● **Material for the task**
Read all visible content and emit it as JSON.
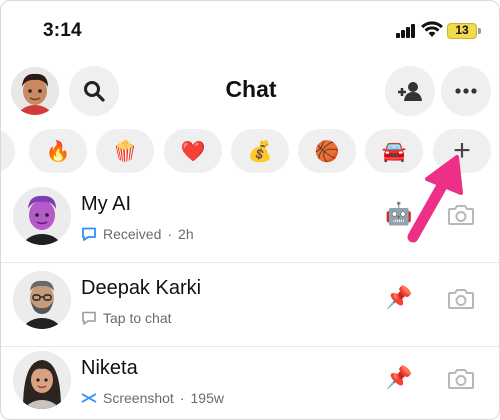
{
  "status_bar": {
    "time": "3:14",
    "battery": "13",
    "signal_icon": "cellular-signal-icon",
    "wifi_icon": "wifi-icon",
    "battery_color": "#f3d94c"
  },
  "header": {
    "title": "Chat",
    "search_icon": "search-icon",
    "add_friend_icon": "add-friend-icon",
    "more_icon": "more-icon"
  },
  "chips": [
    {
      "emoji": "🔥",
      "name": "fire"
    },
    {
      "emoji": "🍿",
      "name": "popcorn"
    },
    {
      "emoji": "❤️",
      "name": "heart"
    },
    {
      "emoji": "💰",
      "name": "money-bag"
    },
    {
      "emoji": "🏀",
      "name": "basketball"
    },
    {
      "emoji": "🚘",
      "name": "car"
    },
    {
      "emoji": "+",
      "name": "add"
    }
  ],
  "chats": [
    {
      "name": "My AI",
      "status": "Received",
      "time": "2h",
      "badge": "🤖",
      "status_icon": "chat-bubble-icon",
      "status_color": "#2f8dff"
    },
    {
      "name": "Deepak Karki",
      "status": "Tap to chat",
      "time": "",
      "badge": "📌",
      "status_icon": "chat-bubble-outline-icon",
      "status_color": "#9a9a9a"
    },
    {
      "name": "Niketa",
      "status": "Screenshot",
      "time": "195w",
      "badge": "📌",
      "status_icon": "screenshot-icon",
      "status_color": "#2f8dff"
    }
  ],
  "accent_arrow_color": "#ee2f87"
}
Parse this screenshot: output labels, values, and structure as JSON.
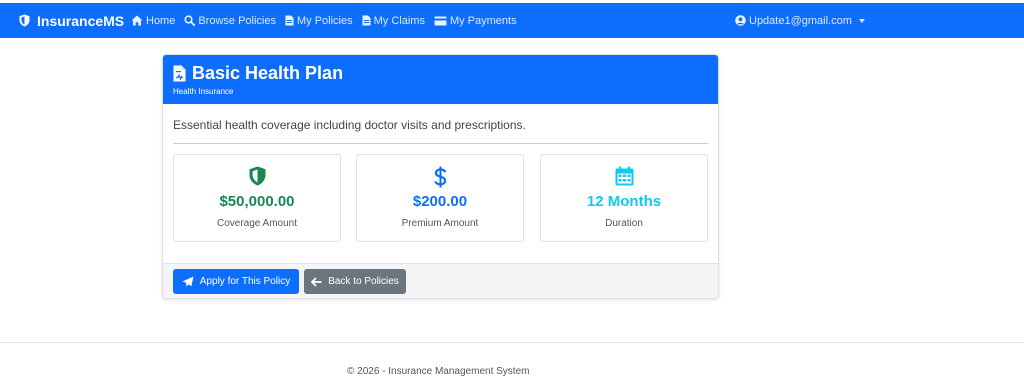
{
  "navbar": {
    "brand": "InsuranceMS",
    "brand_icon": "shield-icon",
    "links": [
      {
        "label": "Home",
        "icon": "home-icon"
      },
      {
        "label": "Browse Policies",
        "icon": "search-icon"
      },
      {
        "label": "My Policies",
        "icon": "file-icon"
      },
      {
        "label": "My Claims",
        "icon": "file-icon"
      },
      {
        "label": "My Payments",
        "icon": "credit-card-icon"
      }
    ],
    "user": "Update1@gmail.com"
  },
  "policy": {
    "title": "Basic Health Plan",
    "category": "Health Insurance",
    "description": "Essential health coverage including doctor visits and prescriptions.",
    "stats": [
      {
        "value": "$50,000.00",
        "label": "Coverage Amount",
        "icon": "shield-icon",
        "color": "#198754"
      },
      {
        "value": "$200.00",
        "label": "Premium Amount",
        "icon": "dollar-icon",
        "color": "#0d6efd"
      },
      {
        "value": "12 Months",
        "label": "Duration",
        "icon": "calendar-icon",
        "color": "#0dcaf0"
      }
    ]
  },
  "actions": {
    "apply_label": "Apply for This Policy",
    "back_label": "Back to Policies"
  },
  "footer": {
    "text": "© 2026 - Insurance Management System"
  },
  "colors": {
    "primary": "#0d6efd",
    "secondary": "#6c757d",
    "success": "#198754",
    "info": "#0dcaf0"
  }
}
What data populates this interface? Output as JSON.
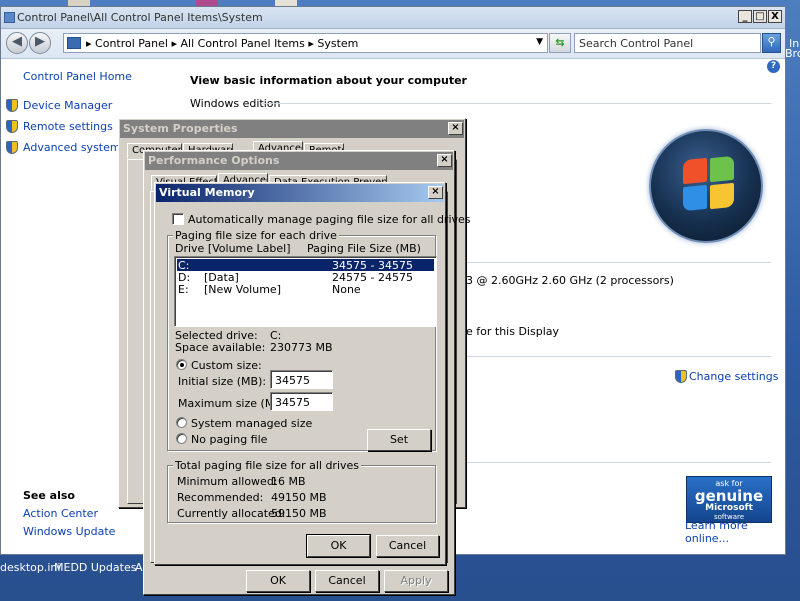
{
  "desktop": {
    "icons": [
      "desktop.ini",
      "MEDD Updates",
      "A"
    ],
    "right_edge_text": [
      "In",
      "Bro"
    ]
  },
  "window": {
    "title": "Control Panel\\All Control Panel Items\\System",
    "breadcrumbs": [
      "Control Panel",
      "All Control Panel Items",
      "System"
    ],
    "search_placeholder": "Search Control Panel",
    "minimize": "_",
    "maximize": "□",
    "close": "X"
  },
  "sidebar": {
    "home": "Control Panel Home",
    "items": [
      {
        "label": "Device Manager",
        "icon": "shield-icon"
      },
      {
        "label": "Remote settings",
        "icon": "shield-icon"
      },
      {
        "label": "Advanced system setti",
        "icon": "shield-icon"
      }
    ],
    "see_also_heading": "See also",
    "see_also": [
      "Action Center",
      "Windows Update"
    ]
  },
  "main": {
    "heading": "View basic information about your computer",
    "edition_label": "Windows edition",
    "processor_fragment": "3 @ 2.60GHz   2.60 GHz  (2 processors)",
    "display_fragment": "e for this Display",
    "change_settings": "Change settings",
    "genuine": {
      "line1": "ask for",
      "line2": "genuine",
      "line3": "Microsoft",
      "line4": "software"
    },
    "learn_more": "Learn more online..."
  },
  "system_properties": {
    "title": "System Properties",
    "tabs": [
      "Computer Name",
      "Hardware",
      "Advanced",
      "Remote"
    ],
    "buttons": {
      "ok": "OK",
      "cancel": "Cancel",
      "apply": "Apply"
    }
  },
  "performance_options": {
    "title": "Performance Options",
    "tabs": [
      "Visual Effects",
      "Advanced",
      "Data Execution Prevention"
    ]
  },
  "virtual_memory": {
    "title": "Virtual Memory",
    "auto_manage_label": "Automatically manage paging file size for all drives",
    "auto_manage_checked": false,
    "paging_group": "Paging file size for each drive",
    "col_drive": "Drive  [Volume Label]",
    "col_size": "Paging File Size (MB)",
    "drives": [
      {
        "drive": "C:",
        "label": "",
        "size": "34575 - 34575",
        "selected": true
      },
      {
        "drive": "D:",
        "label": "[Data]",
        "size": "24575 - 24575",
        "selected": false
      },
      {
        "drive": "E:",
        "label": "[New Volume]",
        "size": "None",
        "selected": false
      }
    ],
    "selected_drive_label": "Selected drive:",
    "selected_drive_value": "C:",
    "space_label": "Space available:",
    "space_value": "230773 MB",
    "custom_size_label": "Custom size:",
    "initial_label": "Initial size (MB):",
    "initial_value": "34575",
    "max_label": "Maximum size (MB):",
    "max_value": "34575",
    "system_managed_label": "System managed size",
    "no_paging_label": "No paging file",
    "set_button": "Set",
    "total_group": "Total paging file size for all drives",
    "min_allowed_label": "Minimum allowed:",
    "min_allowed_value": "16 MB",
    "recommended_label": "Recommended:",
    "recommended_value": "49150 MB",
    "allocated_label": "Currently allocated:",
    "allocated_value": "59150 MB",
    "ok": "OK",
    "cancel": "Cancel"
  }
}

● **Task**
Using the records above, pull out each line where the word "more" occurs.

● **Solution for this exercise**
    "more_icon": "more-icon"
    "learn_more": "Learn more online..."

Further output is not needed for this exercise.